= WHAT TO PRODUCE =
Each record below should be repeated precisely as written.

▼

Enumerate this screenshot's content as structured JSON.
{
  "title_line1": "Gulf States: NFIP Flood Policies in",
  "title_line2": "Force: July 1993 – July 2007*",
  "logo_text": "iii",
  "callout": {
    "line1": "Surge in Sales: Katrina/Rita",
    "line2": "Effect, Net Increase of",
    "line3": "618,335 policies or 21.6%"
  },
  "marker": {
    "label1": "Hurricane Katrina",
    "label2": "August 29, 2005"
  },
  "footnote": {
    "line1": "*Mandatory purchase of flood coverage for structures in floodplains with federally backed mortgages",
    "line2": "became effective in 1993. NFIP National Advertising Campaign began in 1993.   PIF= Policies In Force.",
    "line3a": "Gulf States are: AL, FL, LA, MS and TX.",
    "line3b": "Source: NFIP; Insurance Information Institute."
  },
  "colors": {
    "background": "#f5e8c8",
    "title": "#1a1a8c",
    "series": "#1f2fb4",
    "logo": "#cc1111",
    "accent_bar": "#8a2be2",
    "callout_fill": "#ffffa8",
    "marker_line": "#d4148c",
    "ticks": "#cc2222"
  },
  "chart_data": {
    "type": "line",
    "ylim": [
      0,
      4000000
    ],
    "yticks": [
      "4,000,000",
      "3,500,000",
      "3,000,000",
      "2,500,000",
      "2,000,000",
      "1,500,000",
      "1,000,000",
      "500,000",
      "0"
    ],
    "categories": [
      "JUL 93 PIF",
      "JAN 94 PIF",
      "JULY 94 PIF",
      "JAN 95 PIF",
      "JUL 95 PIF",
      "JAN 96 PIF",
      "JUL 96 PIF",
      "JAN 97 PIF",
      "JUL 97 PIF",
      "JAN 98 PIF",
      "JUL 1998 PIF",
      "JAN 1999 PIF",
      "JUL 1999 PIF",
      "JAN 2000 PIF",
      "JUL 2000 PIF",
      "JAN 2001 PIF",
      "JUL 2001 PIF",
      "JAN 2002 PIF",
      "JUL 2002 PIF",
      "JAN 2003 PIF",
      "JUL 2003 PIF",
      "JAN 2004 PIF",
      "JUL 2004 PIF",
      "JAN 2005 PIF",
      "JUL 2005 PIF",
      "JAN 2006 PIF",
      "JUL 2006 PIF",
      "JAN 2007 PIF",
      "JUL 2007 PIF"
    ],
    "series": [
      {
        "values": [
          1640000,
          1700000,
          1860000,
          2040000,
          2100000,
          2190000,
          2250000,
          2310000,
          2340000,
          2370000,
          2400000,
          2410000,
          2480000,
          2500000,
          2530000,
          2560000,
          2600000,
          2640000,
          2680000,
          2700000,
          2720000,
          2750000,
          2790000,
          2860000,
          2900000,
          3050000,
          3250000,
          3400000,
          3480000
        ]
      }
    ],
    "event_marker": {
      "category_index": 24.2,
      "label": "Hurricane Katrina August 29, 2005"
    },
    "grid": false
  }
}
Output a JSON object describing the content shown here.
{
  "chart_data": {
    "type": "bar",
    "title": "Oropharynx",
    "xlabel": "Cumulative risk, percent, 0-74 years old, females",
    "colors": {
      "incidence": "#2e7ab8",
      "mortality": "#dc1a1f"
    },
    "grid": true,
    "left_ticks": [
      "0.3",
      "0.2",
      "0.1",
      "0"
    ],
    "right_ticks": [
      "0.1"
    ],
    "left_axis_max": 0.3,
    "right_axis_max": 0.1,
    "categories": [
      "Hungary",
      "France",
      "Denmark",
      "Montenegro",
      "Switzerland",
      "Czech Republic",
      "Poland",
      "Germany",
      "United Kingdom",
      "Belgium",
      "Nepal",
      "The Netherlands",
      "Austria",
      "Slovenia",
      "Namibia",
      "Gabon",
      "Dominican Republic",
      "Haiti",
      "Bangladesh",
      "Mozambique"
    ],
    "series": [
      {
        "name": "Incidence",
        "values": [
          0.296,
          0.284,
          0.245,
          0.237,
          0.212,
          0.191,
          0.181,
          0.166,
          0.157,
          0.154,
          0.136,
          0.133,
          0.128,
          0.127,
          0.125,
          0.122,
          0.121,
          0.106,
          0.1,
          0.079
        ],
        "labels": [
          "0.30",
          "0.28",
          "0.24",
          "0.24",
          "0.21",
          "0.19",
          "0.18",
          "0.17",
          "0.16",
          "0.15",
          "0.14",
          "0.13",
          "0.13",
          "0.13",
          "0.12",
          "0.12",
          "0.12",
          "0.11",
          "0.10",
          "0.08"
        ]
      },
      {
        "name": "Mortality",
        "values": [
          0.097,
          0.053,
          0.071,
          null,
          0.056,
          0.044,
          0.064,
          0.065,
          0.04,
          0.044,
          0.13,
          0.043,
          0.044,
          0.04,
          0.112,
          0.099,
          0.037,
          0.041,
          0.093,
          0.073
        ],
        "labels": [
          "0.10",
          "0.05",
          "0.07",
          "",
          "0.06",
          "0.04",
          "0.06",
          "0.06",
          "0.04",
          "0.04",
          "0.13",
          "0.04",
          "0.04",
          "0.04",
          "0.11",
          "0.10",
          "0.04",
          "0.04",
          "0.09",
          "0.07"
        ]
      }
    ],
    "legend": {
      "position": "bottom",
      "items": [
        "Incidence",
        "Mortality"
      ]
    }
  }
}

▲

= EXERCISE RESPONSE =
Enumerate this screenshot's content as structured JSON.
{
  "title_line1": "Gulf States: NFIP Flood Policies in",
  "title_line2": "Force: July 1993 – July 2007*",
  "logo_text": "iii",
  "callout": {
    "line1": "Surge in Sales: Katrina/Rita",
    "line2": "Effect, Net Increase of",
    "line3": "618,335 policies or 21.6%"
  },
  "marker": {
    "label1": "Hurricane Katrina",
    "label2": "August 29, 2005"
  },
  "footnote": {
    "line1": "*Mandatory purchase of flood coverage for structures in floodplains with federally backed mortgages",
    "line2": "became effective in 1993. NFIP National Advertising Campaign began in 1993.   PIF= Policies In Force.",
    "line3a": "Gulf States are: AL, FL, LA, MS and TX.",
    "line3b": "Source: NFIP; Insurance Information Institute."
  },
  "colors": {
    "background": "#f5e8c8",
    "title": "#1a1a8c",
    "series": "#1f2fb4",
    "logo": "#cc1111",
    "accent_bar": "#8a2be2",
    "callout_fill": "#ffffa8",
    "marker_line": "#d4148c",
    "ticks": "#cc2222"
  },
  "chart_data": {
    "type": "line",
    "ylim": [
      0,
      4000000
    ],
    "yticks": [
      "4,000,000",
      "3,500,000",
      "3,000,000",
      "2,500,000",
      "2,000,000",
      "1,500,000",
      "1,000,000",
      "500,000",
      "0"
    ],
    "categories": [
      "JUL 93 PIF",
      "JAN 94 PIF",
      "JULY 94 PIF",
      "JAN 95 PIF",
      "JUL 95 PIF",
      "JAN 96 PIF",
      "JUL 96 PIF",
      "JAN 97 PIF",
      "JUL 97 PIF",
      "JAN 98 PIF",
      "JUL 1998 PIF",
      "JAN 1999 PIF",
      "JUL 1999 PIF",
      "JAN 2000 PIF",
      "JUL 2000 PIF",
      "JAN 2001 PIF",
      "JUL 2001 PIF",
      "JAN 2002 PIF",
      "JUL 2002 PIF",
      "JAN 2003 PIF",
      "JUL 2003 PIF",
      "JAN 2004 PIF",
      "JUL 2004 PIF",
      "JAN 2005 PIF",
      "JUL 2005 PIF",
      "JAN 2006 PIF",
      "JUL 2006 PIF",
      "JAN 2007 PIF",
      "JUL 2007 PIF"
    ],
    "series": [
      {
        "values": [
          1640000,
          1700000,
          1860000,
          2040000,
          2100000,
          2190000,
          2250000,
          2310000,
          2340000,
          2370000,
          2400000,
          2410000,
          2480000,
          2500000,
          2530000,
          2560000,
          2600000,
          2640000,
          2680000,
          2700000,
          2720000,
          2750000,
          2790000,
          2860000,
          2900000,
          3050000,
          3250000,
          3400000,
          3480000
        ]
      }
    ],
    "event_marker": {
      "category_index": 24.2,
      "label": "Hurricane Katrina August 29, 2005"
    },
    "grid": false
  }
}
Output a JSON object describing the content shown here.
{
  "chart_data": {
    "type": "bar",
    "title": "Oropharynx",
    "xlabel": "Cumulative risk, percent, 0-74 years old, females",
    "colors": {
      "incidence": "#2e7ab8",
      "mortality": "#dc1a1f"
    },
    "grid": true,
    "left_ticks": [
      "0.3",
      "0.2",
      "0.1",
      "0"
    ],
    "right_ticks": [
      "0.1"
    ],
    "left_axis_max": 0.3,
    "right_axis_max": 0.1,
    "categories": [
      "Hungary",
      "France",
      "Denmark",
      "Montenegro",
      "Switzerland",
      "Czech Republic",
      "Poland",
      "Germany",
      "United Kingdom",
      "Belgium",
      "Nepal",
      "The Netherlands",
      "Austria",
      "Slovenia",
      "Namibia",
      "Gabon",
      "Dominican Republic",
      "Haiti",
      "Bangladesh",
      "Mozambique"
    ],
    "series": [
      {
        "name": "Incidence",
        "values": [
          0.296,
          0.284,
          0.245,
          0.237,
          0.212,
          0.191,
          0.181,
          0.166,
          0.157,
          0.154,
          0.136,
          0.133,
          0.128,
          0.127,
          0.125,
          0.122,
          0.121,
          0.106,
          0.1,
          0.079
        ],
        "labels": [
          "0.30",
          "0.28",
          "0.24",
          "0.24",
          "0.21",
          "0.19",
          "0.18",
          "0.17",
          "0.16",
          "0.15",
          "0.14",
          "0.13",
          "0.13",
          "0.13",
          "0.12",
          "0.12",
          "0.12",
          "0.11",
          "0.10",
          "0.08"
        ]
      },
      {
        "name": "Mortality",
        "values": [
          0.097,
          0.053,
          0.071,
          null,
          0.056,
          0.044,
          0.064,
          0.065,
          0.04,
          0.044,
          0.13,
          0.043,
          0.044,
          0.04,
          0.112,
          0.099,
          0.037,
          0.041,
          0.093,
          0.073
        ],
        "labels": [
          "0.10",
          "0.05",
          "0.07",
          "",
          "0.06",
          "0.04",
          "0.06",
          "0.06",
          "0.04",
          "0.04",
          "0.13",
          "0.04",
          "0.04",
          "0.04",
          "0.11",
          "0.10",
          "0.04",
          "0.04",
          "0.09",
          "0.07"
        ]
      }
    ],
    "legend": {
      "position": "bottom",
      "items": [
        "Incidence",
        "Mortality"
      ]
    }
  }
}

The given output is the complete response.